* _WHAT YOU SHOULD DO_: Reproduce the listing below exactly, minus its pictures.

● ● ● ●

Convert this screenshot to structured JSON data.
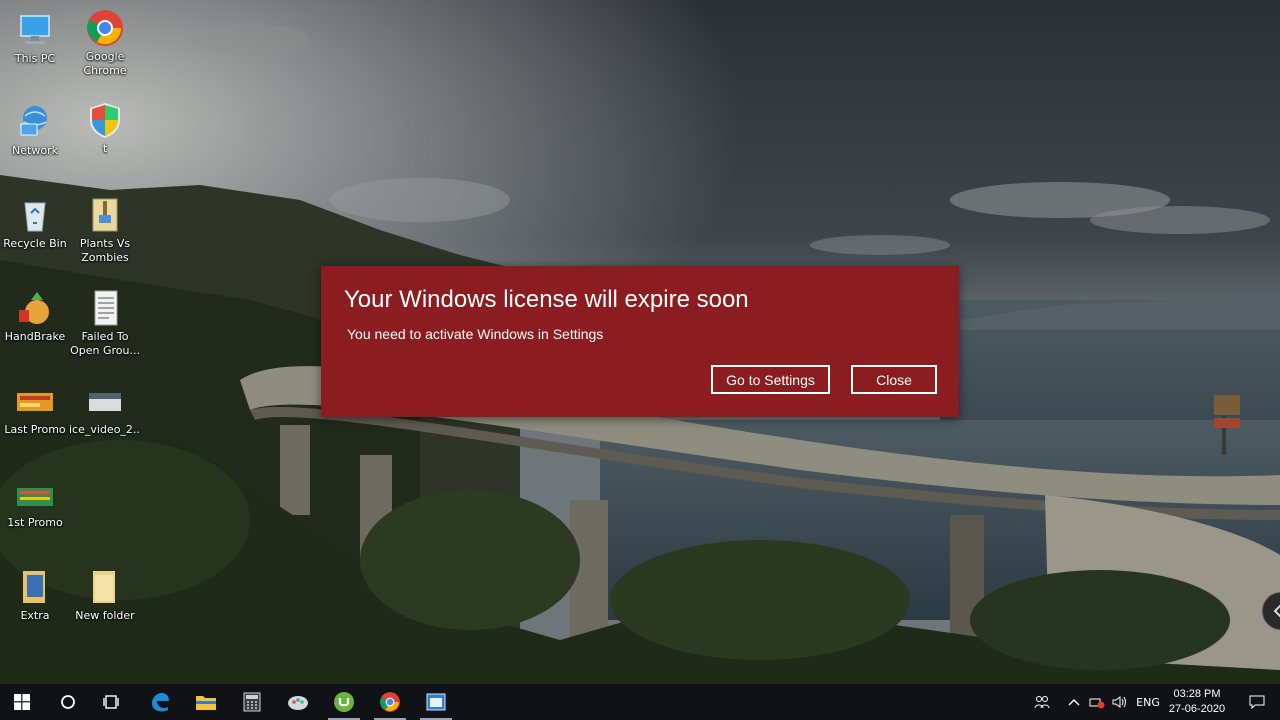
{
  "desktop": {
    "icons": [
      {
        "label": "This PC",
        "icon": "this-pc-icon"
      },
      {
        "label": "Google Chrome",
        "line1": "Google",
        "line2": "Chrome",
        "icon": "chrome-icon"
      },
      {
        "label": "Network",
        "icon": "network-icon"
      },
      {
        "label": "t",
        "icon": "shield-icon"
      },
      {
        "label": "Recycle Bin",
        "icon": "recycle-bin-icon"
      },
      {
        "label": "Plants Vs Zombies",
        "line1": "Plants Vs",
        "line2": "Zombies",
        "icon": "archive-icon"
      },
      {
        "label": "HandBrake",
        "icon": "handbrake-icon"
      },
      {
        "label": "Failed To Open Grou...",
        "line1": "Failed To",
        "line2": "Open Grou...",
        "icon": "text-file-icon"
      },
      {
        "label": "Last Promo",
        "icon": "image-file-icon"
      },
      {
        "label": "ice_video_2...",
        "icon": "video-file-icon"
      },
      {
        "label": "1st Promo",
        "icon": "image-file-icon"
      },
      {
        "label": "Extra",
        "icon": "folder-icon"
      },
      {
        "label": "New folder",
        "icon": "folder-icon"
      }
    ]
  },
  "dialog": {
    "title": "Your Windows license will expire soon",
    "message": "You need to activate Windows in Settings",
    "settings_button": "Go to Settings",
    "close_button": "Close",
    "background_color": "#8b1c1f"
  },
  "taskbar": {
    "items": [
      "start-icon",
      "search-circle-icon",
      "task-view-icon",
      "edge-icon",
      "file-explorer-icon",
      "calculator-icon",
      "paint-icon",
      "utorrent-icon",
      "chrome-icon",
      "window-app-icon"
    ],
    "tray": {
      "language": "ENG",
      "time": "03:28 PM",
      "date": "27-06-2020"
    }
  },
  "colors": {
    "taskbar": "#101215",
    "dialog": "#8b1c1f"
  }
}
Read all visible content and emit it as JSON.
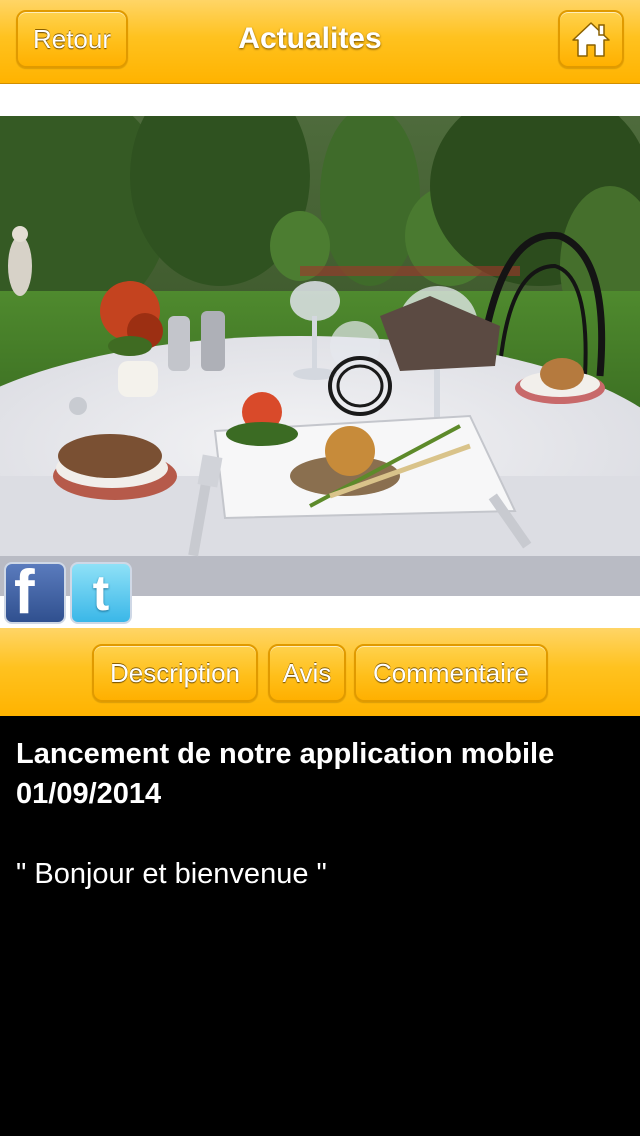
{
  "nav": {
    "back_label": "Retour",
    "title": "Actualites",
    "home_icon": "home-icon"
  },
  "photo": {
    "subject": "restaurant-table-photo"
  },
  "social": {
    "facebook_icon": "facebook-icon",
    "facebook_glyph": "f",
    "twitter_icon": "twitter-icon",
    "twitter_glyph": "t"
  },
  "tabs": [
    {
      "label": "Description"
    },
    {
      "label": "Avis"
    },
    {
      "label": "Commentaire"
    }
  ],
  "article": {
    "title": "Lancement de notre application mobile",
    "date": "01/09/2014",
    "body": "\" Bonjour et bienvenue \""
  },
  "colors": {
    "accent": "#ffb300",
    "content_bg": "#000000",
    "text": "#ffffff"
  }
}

● ● ● ●

* _OUTPUT FOR THIS TASK_:
Convert this screenshot to structured JSON data.
{
  "desktop": {
    "icons": [
      {
        "label": "This PC",
        "icon": "this-pc-icon"
      },
      {
        "label": "Google Chrome",
        "line1": "Google",
        "line2": "Chrome",
        "icon": "chrome-icon"
      },
      {
        "label": "Network",
        "icon": "network-icon"
      },
      {
        "label": "t",
        "icon": "shield-icon"
      },
      {
        "label": "Recycle Bin",
        "icon": "recycle-bin-icon"
      },
      {
        "label": "Plants Vs Zombies",
        "line1": "Plants Vs",
        "line2": "Zombies",
        "icon": "archive-icon"
      },
      {
        "label": "HandBrake",
        "icon": "handbrake-icon"
      },
      {
        "label": "Failed To Open Grou...",
        "line1": "Failed To",
        "line2": "Open Grou...",
        "icon": "text-file-icon"
      },
      {
        "label": "Last Promo",
        "icon": "image-file-icon"
      },
      {
        "label": "ice_video_2...",
        "icon": "video-file-icon"
      },
      {
        "label": "1st Promo",
        "icon": "image-file-icon"
      },
      {
        "label": "Extra",
        "icon": "folder-icon"
      },
      {
        "label": "New folder",
        "icon": "folder-icon"
      }
    ]
  },
  "dialog": {
    "title": "Your Windows license will expire soon",
    "message": "You need to activate Windows in Settings",
    "settings_button": "Go to Settings",
    "close_button": "Close",
    "background_color": "#8b1c1f"
  },
  "taskbar": {
    "items": [
      "start-icon",
      "search-circle-icon",
      "task-view-icon",
      "edge-icon",
      "file-explorer-icon",
      "calculator-icon",
      "paint-icon",
      "utorrent-icon",
      "chrome-icon",
      "window-app-icon"
    ],
    "tray": {
      "language": "ENG",
      "time": "03:28 PM",
      "date": "27-06-2020"
    }
  },
  "colors": {
    "taskbar": "#101215",
    "dialog": "#8b1c1f"
  }
}
Read all visible content and emit it as JSON.
{
  "nav": {
    "back_label": "Retour",
    "title": "Actualites",
    "home_icon": "home-icon"
  },
  "photo": {
    "subject": "restaurant-table-photo"
  },
  "social": {
    "facebook_icon": "facebook-icon",
    "facebook_glyph": "f",
    "twitter_icon": "twitter-icon",
    "twitter_glyph": "t"
  },
  "tabs": [
    {
      "label": "Description"
    },
    {
      "label": "Avis"
    },
    {
      "label": "Commentaire"
    }
  ],
  "article": {
    "title": "Lancement de notre application mobile",
    "date": "01/09/2014",
    "body": "\" Bonjour et bienvenue \""
  },
  "colors": {
    "accent": "#ffb300",
    "content_bg": "#000000",
    "text": "#ffffff"
  }
}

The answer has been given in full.